[Dataset items]
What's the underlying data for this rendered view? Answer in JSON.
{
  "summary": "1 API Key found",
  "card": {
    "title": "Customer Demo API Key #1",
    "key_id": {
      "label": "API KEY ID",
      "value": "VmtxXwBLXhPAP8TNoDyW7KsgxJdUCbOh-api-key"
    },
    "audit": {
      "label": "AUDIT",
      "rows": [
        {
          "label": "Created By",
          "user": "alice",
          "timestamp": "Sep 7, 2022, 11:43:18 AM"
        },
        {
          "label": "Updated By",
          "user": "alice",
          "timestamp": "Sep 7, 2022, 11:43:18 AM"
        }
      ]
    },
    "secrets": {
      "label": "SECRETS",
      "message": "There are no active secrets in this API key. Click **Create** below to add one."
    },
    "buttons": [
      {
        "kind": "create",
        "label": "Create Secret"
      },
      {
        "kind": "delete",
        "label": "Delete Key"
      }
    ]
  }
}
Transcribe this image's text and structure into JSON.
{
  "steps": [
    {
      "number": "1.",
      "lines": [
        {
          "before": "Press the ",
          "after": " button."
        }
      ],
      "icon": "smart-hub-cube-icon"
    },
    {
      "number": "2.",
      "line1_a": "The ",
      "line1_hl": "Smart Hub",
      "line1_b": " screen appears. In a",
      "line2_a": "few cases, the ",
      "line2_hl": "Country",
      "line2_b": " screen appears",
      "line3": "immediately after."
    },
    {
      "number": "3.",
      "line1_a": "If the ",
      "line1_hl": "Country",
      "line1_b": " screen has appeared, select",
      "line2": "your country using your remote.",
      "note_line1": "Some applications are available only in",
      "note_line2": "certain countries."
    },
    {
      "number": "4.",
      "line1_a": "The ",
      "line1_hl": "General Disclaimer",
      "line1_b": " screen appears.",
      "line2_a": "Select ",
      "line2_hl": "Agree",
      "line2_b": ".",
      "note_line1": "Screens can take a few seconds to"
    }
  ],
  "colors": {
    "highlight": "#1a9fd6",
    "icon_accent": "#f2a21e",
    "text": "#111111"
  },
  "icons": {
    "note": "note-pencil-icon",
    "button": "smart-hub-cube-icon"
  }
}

» **Task details**
Repeat the whole listing exactly, keeping every line intact.

» **Exercise answer**
What's the underlying data for this rendered view? Answer in JSON.
{
  "summary": "1 API Key found",
  "card": {
    "title": "Customer Demo API Key #1",
    "key_id": {
      "label": "API KEY ID",
      "value": "VmtxXwBLXhPAP8TNoDyW7KsgxJdUCbOh-api-key"
    },
    "audit": {
      "label": "AUDIT",
      "rows": [
        {
          "label": "Created By",
          "user": "alice",
          "timestamp": "Sep 7, 2022, 11:43:18 AM"
        },
        {
          "label": "Updated By",
          "user": "alice",
          "timestamp": "Sep 7, 2022, 11:43:18 AM"
        }
      ]
    },
    "secrets": {
      "label": "SECRETS",
      "message": "There are no active secrets in this API key. Click **Create** below to add one."
    },
    "buttons": [
      {
        "kind": "create",
        "label": "Create Secret"
      },
      {
        "kind": "delete",
        "label": "Delete Key"
      }
    ]
  }
}
Transcribe this image's text and structure into JSON.
{
  "steps": [
    {
      "number": "1.",
      "lines": [
        {
          "before": "Press the ",
          "after": " button."
        }
      ],
      "icon": "smart-hub-cube-icon"
    },
    {
      "number": "2.",
      "line1_a": "The ",
      "line1_hl": "Smart Hub",
      "line1_b": " screen appears. In a",
      "line2_a": "few cases, the ",
      "line2_hl": "Country",
      "line2_b": " screen appears",
      "line3": "immediately after."
    },
    {
      "number": "3.",
      "line1_a": "If the ",
      "line1_hl": "Country",
      "line1_b": " screen has appeared, select",
      "line2": "your country using your remote.",
      "note_line1": "Some applications are available only in",
      "note_line2": "certain countries."
    },
    {
      "number": "4.",
      "line1_a": "The ",
      "line1_hl": "General Disclaimer",
      "line1_b": " screen appears.",
      "line2_a": "Select ",
      "line2_hl": "Agree",
      "line2_b": ".",
      "note_line1": "Screens can take a few seconds to"
    }
  ],
  "colors": {
    "highlight": "#1a9fd6",
    "icon_accent": "#f2a21e",
    "text": "#111111"
  },
  "icons": {
    "note": "note-pencil-icon",
    "button": "smart-hub-cube-icon"
  }
}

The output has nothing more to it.